GIVEN REQUEST:
Copy each line below in which the string "like" occurs.

Dataset entries:
+ + + +

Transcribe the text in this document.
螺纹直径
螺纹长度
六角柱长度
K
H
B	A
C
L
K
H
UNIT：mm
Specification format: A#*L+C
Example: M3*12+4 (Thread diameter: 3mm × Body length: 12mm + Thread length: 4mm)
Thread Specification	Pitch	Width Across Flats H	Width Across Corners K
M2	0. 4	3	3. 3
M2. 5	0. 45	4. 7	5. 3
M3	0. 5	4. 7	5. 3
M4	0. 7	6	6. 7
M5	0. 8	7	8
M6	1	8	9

+ + + +

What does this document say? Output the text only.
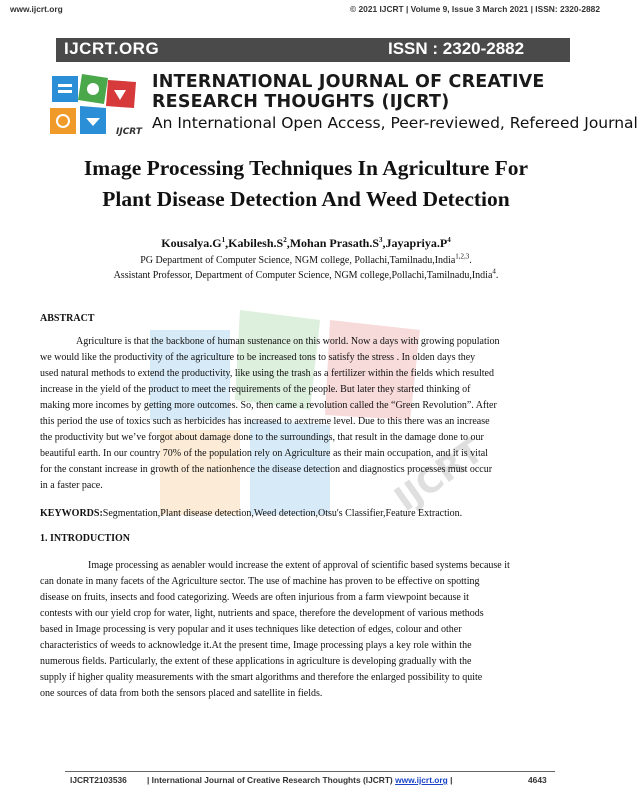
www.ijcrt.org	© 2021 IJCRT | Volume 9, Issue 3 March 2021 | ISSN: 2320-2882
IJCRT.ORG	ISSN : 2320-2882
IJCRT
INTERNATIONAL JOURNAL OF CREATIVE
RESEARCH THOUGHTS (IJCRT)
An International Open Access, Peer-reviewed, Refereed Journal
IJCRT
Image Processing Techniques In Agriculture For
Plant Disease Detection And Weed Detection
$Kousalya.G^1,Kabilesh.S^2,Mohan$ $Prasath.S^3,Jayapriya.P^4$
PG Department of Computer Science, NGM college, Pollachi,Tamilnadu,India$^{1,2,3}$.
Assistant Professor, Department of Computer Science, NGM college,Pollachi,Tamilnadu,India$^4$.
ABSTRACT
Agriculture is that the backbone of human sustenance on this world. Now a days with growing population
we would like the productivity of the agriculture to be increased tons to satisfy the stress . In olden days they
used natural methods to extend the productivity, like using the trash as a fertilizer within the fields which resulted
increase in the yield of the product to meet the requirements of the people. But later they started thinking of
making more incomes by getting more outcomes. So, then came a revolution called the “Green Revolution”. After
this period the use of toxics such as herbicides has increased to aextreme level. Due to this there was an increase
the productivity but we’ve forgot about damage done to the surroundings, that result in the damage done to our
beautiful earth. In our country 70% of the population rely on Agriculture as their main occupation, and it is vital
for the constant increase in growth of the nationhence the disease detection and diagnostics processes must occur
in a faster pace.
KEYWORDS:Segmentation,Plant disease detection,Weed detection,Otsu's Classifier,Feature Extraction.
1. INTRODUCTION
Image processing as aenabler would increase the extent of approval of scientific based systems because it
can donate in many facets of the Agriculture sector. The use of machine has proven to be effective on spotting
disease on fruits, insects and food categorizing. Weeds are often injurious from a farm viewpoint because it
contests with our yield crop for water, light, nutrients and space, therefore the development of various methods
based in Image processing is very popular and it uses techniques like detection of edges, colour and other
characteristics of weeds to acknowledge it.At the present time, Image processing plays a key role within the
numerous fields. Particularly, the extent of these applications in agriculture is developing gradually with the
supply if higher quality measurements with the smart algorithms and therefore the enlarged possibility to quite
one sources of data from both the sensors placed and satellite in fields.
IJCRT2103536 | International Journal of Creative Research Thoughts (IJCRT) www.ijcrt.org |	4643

+ + + +

CORRECT OUTPUT:
we would like the productivity of the agriculture to be increased tons to satisfy the stress . In olden days they
used natural methods to extend the productivity, like using the trash as a fertilizer within the fields which resulted
based in Image processing is very popular and it uses techniques like detection of edges, colour and other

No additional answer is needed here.